[RECORD SET]
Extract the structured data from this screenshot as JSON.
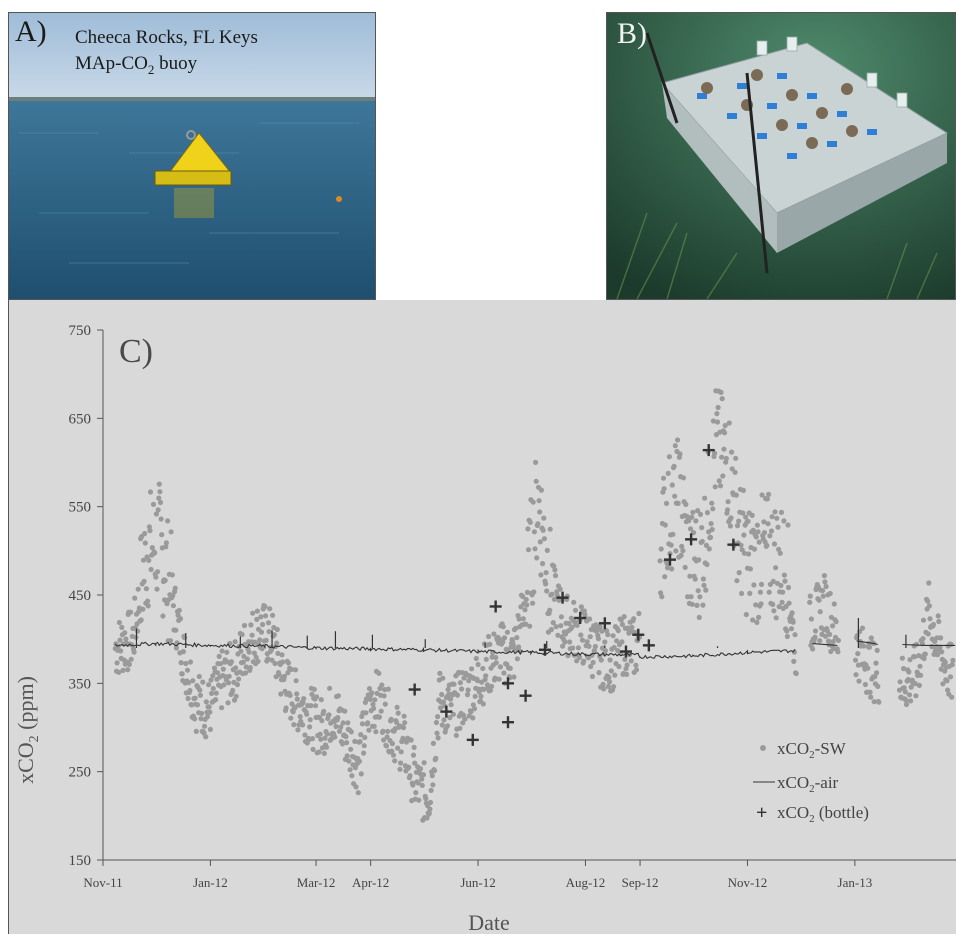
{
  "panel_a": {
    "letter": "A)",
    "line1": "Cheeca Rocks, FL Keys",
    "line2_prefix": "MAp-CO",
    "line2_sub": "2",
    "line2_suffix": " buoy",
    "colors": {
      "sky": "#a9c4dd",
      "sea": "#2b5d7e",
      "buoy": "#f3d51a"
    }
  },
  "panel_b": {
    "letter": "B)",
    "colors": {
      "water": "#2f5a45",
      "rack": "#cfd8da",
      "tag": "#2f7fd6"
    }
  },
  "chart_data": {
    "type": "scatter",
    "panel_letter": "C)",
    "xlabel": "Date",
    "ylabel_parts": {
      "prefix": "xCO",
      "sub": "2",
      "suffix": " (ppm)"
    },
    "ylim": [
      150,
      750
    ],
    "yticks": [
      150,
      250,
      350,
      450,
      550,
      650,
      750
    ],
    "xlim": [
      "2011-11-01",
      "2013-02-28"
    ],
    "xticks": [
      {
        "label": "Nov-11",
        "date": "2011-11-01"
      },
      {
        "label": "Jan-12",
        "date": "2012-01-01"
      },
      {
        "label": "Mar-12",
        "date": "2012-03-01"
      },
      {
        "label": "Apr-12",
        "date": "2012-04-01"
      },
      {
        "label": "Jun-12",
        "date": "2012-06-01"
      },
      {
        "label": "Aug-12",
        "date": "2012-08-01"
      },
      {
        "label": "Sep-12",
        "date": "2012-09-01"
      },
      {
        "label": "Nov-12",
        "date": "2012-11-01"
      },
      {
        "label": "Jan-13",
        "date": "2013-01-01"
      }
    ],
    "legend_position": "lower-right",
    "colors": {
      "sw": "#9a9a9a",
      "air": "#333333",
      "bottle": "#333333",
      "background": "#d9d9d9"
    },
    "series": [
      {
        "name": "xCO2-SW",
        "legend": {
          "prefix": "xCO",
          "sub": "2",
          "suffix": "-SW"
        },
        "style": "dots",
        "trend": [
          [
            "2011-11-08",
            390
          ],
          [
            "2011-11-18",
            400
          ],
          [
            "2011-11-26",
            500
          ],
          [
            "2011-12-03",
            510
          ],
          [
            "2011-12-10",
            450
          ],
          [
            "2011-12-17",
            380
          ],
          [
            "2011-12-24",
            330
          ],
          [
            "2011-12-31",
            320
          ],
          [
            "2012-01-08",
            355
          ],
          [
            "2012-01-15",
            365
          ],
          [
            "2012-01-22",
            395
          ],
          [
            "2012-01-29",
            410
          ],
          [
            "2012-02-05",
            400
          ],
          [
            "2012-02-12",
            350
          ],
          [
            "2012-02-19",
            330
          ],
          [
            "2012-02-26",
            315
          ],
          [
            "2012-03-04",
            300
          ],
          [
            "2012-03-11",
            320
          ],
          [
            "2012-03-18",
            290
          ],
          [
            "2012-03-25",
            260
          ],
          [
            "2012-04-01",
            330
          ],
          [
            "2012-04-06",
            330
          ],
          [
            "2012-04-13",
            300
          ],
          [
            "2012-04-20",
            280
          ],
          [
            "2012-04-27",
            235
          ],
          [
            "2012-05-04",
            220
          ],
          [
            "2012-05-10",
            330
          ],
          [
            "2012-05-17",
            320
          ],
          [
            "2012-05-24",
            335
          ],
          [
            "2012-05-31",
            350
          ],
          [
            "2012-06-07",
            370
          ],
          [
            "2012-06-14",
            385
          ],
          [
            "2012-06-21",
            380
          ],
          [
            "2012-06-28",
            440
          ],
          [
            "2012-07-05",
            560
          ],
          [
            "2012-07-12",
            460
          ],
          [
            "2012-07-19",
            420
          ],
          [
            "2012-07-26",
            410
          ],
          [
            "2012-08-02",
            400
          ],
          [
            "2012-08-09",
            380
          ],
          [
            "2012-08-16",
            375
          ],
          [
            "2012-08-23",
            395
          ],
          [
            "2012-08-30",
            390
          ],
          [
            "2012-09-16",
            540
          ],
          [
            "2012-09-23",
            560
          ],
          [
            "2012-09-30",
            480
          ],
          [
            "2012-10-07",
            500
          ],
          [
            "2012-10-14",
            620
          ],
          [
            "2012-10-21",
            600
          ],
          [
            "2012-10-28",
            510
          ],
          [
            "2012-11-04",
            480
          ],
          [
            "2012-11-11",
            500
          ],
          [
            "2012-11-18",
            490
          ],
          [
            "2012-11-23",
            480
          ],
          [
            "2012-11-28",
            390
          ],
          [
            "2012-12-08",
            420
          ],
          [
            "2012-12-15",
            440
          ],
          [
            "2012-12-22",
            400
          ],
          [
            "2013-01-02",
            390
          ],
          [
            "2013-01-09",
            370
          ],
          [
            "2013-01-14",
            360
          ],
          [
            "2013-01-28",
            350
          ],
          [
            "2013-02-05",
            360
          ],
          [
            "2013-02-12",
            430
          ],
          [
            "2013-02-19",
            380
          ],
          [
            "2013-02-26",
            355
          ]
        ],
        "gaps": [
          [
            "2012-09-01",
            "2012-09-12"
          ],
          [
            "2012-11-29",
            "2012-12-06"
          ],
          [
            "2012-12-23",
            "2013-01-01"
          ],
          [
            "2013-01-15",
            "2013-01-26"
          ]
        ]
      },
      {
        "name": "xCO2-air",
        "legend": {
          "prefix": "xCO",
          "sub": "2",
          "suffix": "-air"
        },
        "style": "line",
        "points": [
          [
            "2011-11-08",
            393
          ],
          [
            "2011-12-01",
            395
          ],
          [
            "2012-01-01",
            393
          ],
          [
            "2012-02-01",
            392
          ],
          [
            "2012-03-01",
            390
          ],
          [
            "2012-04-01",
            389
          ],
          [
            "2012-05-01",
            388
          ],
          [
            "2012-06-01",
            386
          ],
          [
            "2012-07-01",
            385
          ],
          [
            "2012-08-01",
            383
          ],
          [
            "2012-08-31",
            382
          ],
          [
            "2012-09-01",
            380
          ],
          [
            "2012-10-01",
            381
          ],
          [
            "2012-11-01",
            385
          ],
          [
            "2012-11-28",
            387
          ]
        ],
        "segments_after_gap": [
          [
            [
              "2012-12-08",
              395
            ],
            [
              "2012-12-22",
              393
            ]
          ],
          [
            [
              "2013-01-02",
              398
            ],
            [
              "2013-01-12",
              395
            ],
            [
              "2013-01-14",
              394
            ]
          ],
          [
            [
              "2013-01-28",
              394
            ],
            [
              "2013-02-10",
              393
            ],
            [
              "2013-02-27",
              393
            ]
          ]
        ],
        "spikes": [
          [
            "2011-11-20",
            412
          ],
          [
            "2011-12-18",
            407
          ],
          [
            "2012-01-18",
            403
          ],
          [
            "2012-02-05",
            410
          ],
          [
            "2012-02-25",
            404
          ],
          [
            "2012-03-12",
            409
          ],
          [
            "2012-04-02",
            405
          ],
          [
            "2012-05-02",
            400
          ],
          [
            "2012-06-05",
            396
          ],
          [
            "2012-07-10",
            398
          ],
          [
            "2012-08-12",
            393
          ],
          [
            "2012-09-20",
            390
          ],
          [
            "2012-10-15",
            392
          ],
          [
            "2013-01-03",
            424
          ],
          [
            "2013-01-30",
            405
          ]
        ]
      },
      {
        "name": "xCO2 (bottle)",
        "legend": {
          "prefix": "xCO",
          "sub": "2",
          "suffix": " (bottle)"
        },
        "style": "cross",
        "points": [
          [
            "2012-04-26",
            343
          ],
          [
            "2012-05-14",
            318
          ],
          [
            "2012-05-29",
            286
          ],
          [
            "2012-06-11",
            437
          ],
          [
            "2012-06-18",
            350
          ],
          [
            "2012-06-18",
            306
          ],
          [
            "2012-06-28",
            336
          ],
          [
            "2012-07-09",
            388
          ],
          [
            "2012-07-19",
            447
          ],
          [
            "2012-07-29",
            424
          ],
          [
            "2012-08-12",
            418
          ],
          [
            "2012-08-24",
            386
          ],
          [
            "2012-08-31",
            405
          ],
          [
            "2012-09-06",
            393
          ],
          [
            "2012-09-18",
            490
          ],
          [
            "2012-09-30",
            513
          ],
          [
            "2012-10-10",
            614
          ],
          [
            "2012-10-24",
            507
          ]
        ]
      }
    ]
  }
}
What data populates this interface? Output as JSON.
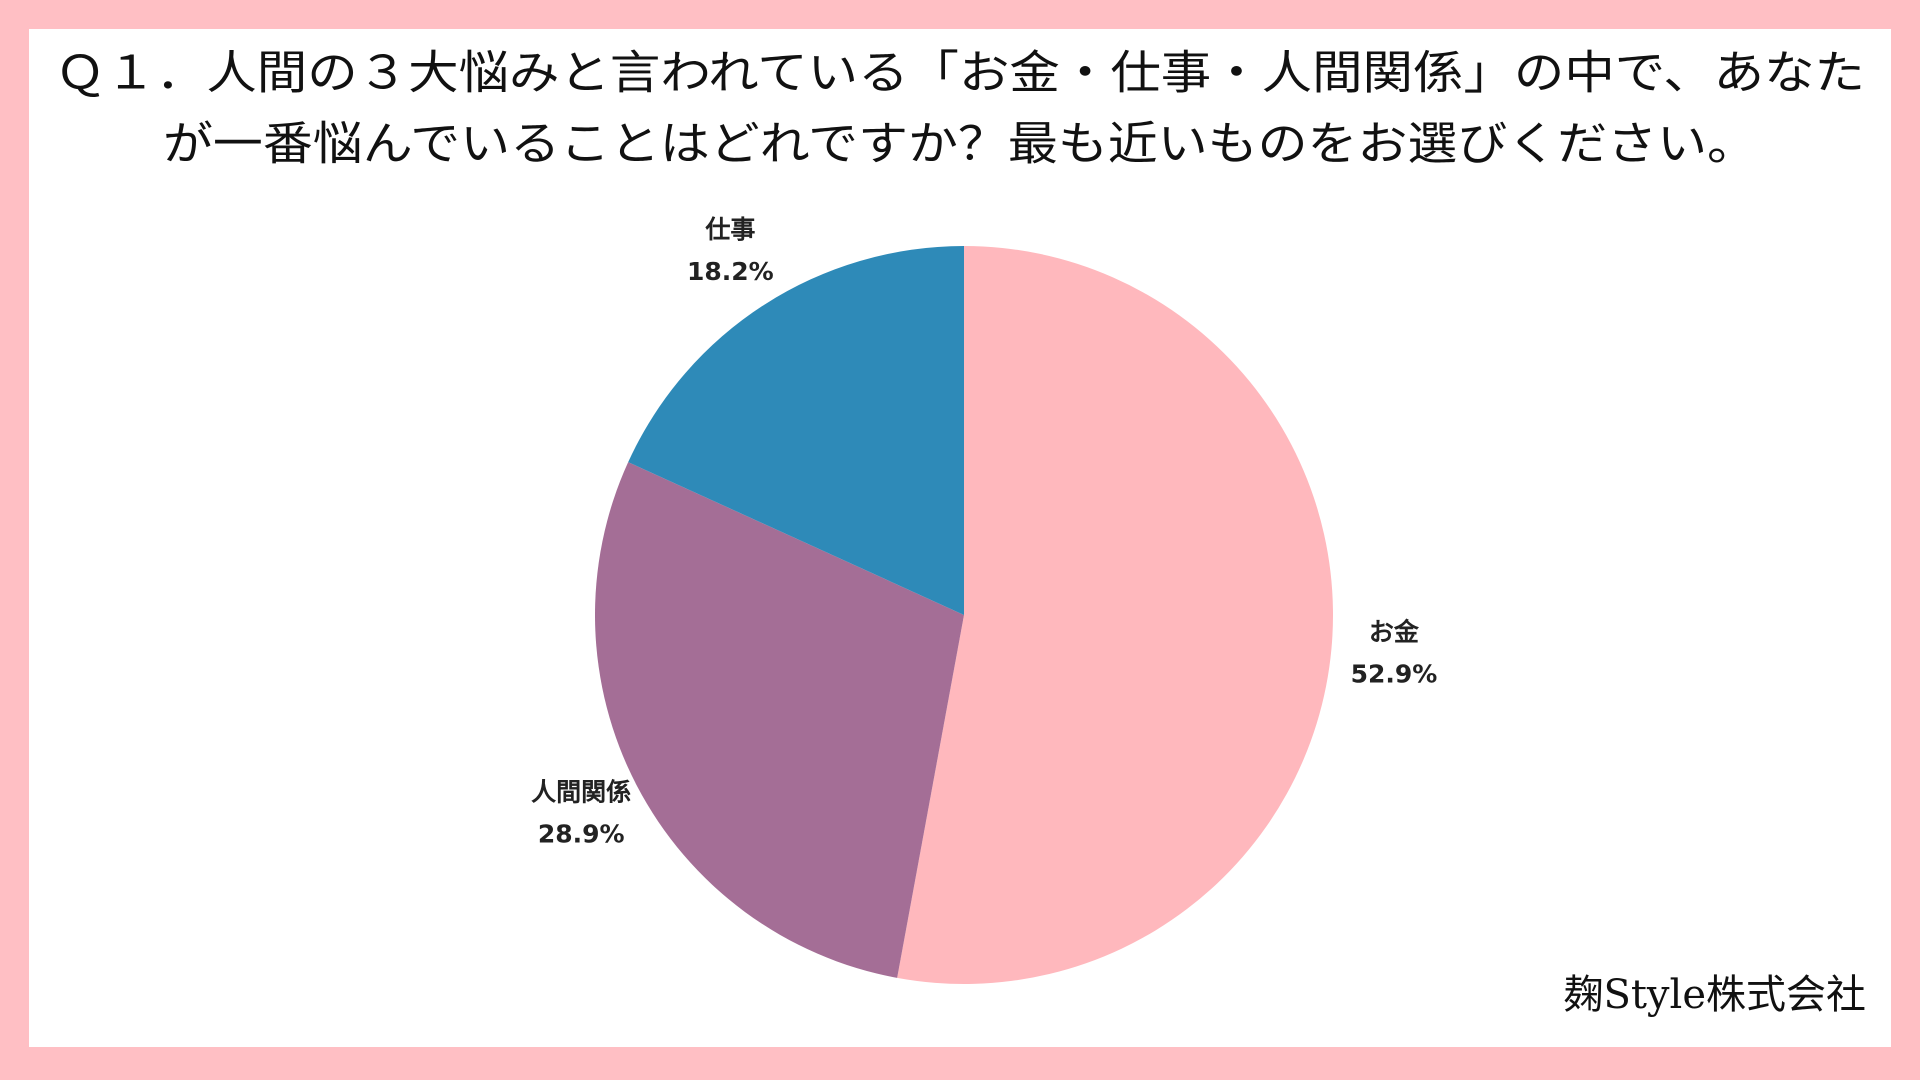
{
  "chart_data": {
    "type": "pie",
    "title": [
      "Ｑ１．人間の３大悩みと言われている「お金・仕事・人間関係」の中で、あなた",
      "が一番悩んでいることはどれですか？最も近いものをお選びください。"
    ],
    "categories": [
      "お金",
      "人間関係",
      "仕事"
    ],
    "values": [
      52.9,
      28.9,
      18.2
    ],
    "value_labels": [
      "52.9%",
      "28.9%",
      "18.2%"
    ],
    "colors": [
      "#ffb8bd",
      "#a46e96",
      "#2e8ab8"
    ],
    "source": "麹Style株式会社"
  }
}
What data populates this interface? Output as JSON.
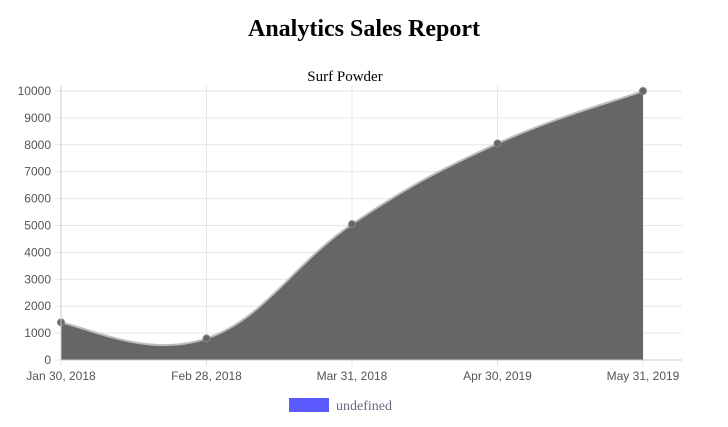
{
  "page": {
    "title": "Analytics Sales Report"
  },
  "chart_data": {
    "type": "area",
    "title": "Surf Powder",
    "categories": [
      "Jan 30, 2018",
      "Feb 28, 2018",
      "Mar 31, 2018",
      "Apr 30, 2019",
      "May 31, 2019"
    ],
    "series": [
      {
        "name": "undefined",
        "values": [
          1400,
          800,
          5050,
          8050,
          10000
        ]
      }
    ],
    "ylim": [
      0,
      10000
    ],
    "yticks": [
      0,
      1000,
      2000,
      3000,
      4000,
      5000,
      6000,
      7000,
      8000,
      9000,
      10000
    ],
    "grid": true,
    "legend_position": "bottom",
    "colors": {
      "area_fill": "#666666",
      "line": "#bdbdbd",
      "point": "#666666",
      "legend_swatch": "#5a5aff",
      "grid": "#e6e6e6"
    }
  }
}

[YOUR INSTRUCTIONS] Which lines hold the string "name"? Copy all of them from the data above.

[THE SOLUTION]
        "name": "xCO2-SW",
        "name": "xCO2-air",
        "name": "xCO2 (bottle)",
        "name": "undefined",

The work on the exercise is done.